Set problem:
Would you repeat the listing exactly but omit every picture?

┌─ Material supplied

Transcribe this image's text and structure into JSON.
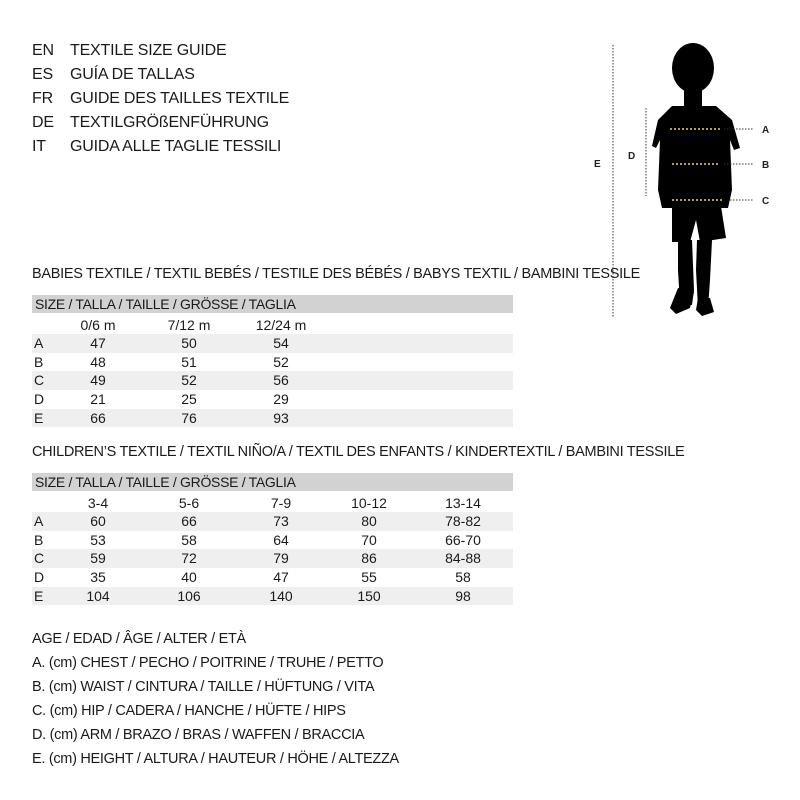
{
  "languages": [
    {
      "code": "EN",
      "title": "TEXTILE SIZE GUIDE"
    },
    {
      "code": "ES",
      "title": "GUÍA DE TALLAS"
    },
    {
      "code": "FR",
      "title": "GUIDE DES TAILLES TEXTILE"
    },
    {
      "code": "DE",
      "title": "TEXTILGRÖßENFÜHRUNG"
    },
    {
      "code": "IT",
      "title": "GUIDA ALLE TAGLIE TESSILI"
    }
  ],
  "babies": {
    "title": "BABIES TEXTILE / TEXTIL BEBÉS / TESTILE DES BÉBÉS / BABYS TEXTIL / BAMBINI TESSILE",
    "size_header": "SIZE / TALLA / TAILLE / GRÖSSE / TAGLIA",
    "columns": [
      "0/6 m",
      "7/12 m",
      "12/24 m"
    ],
    "rows": [
      {
        "label": "A",
        "values": [
          "47",
          "50",
          "54"
        ]
      },
      {
        "label": "B",
        "values": [
          "48",
          "51",
          "52"
        ]
      },
      {
        "label": "C",
        "values": [
          "49",
          "52",
          "56"
        ]
      },
      {
        "label": "D",
        "values": [
          "21",
          "25",
          "29"
        ]
      },
      {
        "label": "E",
        "values": [
          "66",
          "76",
          "93"
        ]
      }
    ]
  },
  "children": {
    "title": "CHILDREN’S TEXTILE / TEXTIL NIÑO/A / TEXTIL DES ENFANTS / KINDERTEXTIL / BAMBINI TESSILE",
    "size_header": "SIZE / TALLA / TAILLE / GRÖSSE / TAGLIA",
    "columns": [
      "3-4",
      "5-6",
      "7-9",
      "10-12",
      "13-14"
    ],
    "rows": [
      {
        "label": "A",
        "values": [
          "60",
          "66",
          "73",
          "80",
          "78-82"
        ]
      },
      {
        "label": "B",
        "values": [
          "53",
          "58",
          "64",
          "70",
          "66-70"
        ]
      },
      {
        "label": "C",
        "values": [
          "59",
          "72",
          "79",
          "86",
          "84-88"
        ]
      },
      {
        "label": "D",
        "values": [
          "35",
          "40",
          "47",
          "55",
          "58"
        ]
      },
      {
        "label": "E",
        "values": [
          "104",
          "106",
          "140",
          "150",
          "98"
        ]
      }
    ]
  },
  "legend": [
    "AGE / EDAD / ÂGE / ALTER / ETÀ",
    "A. (cm) CHEST / PECHO / POITRINE / TRUHE / PETTO",
    "B. (cm) WAIST / CINTURA / TAILLE / HÜFTUNG / VITA",
    "C. (cm) HIP / CADERA / HANCHE / HÜFTE / HIPS",
    "D. (cm) ARM / BRAZO / BRAS / WAFFEN / BRACCIA",
    "E. (cm) HEIGHT / ALTURA / HAUTEUR / HÖHE / ALTEZZA"
  ],
  "figure": {
    "labels": {
      "a": "A",
      "b": "B",
      "c": "C",
      "d": "D",
      "e": "E"
    },
    "measure_line_color": "#e8d84a"
  }
}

└─

Exercise result:
Transcribe this image's text and structure into JSON.
{
  "languages": [
    {
      "code": "EN",
      "title": "TEXTILE SIZE GUIDE"
    },
    {
      "code": "ES",
      "title": "GUÍA DE TALLAS"
    },
    {
      "code": "FR",
      "title": "GUIDE DES TAILLES TEXTILE"
    },
    {
      "code": "DE",
      "title": "TEXTILGRÖßENFÜHRUNG"
    },
    {
      "code": "IT",
      "title": "GUIDA ALLE TAGLIE TESSILI"
    }
  ],
  "babies": {
    "title": "BABIES TEXTILE / TEXTIL BEBÉS / TESTILE DES BÉBÉS / BABYS TEXTIL / BAMBINI TESSILE",
    "size_header": "SIZE / TALLA / TAILLE / GRÖSSE / TAGLIA",
    "columns": [
      "0/6 m",
      "7/12 m",
      "12/24 m"
    ],
    "rows": [
      {
        "label": "A",
        "values": [
          "47",
          "50",
          "54"
        ]
      },
      {
        "label": "B",
        "values": [
          "48",
          "51",
          "52"
        ]
      },
      {
        "label": "C",
        "values": [
          "49",
          "52",
          "56"
        ]
      },
      {
        "label": "D",
        "values": [
          "21",
          "25",
          "29"
        ]
      },
      {
        "label": "E",
        "values": [
          "66",
          "76",
          "93"
        ]
      }
    ]
  },
  "children": {
    "title": "CHILDREN’S TEXTILE / TEXTIL NIÑO/A / TEXTIL DES ENFANTS / KINDERTEXTIL / BAMBINI TESSILE",
    "size_header": "SIZE / TALLA / TAILLE / GRÖSSE / TAGLIA",
    "columns": [
      "3-4",
      "5-6",
      "7-9",
      "10-12",
      "13-14"
    ],
    "rows": [
      {
        "label": "A",
        "values": [
          "60",
          "66",
          "73",
          "80",
          "78-82"
        ]
      },
      {
        "label": "B",
        "values": [
          "53",
          "58",
          "64",
          "70",
          "66-70"
        ]
      },
      {
        "label": "C",
        "values": [
          "59",
          "72",
          "79",
          "86",
          "84-88"
        ]
      },
      {
        "label": "D",
        "values": [
          "35",
          "40",
          "47",
          "55",
          "58"
        ]
      },
      {
        "label": "E",
        "values": [
          "104",
          "106",
          "140",
          "150",
          "98"
        ]
      }
    ]
  },
  "legend": [
    "AGE / EDAD / ÂGE / ALTER / ETÀ",
    "A. (cm) CHEST / PECHO / POITRINE / TRUHE / PETTO",
    "B. (cm) WAIST / CINTURA / TAILLE / HÜFTUNG / VITA",
    "C. (cm) HIP / CADERA / HANCHE / HÜFTE / HIPS",
    "D. (cm) ARM / BRAZO / BRAS / WAFFEN / BRACCIA",
    "E. (cm) HEIGHT / ALTURA / HAUTEUR / HÖHE / ALTEZZA"
  ],
  "figure": {
    "labels": {
      "a": "A",
      "b": "B",
      "c": "C",
      "d": "D",
      "e": "E"
    },
    "measure_line_color": "#e8d84a"
  }
}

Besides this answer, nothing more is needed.